**PROBLEM DETAILS:** Scan the lines below for the string "Buscar" and report how many lines contain it, giving only the number.

-- START SUPPLIED RECORDS --

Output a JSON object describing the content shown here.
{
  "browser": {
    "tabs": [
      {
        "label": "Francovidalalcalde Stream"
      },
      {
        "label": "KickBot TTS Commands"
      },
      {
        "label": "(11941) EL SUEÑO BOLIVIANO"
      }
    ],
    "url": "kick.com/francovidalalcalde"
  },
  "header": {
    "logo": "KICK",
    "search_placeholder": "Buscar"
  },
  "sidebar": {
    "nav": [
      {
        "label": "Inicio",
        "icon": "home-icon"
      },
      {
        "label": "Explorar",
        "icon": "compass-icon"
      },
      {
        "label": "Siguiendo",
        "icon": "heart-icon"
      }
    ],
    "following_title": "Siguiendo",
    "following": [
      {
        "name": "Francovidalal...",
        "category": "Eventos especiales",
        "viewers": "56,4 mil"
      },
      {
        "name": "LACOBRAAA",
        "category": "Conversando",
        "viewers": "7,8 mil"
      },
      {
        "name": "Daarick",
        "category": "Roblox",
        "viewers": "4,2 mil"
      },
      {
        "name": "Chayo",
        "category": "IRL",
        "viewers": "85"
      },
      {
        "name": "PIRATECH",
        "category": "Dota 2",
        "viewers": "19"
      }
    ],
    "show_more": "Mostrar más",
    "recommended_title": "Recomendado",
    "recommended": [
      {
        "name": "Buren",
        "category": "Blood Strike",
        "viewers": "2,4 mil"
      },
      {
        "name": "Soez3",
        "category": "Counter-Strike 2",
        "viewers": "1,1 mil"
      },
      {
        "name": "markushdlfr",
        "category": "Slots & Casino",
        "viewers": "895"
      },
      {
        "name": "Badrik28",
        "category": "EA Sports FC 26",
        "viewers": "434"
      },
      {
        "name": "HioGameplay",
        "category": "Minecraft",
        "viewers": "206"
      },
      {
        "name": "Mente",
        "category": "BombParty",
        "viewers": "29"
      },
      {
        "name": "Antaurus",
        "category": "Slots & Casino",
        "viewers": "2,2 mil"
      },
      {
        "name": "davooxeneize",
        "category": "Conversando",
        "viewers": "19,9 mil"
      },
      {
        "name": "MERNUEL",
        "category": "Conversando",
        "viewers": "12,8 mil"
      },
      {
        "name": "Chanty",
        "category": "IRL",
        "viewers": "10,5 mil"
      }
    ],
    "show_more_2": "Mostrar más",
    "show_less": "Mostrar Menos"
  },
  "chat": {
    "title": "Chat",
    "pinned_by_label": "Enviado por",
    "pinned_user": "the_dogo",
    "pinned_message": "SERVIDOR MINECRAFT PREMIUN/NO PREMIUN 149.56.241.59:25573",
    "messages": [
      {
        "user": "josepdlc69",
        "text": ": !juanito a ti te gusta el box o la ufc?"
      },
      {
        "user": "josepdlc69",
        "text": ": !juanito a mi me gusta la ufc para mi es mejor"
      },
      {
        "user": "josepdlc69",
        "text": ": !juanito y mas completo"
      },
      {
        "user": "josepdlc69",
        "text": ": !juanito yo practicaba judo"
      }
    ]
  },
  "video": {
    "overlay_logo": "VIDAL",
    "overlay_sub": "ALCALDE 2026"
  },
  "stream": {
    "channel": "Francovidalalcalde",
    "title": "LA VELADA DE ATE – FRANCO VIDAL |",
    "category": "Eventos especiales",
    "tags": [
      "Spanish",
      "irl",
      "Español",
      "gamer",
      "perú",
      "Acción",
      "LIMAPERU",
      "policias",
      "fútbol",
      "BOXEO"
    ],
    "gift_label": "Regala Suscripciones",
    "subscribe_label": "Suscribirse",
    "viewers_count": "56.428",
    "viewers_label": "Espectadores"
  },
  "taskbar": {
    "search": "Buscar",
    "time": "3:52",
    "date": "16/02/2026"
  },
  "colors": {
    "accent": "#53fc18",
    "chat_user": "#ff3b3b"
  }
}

-- END SUPPLIED RECORDS --

**TASK RESULT:** 2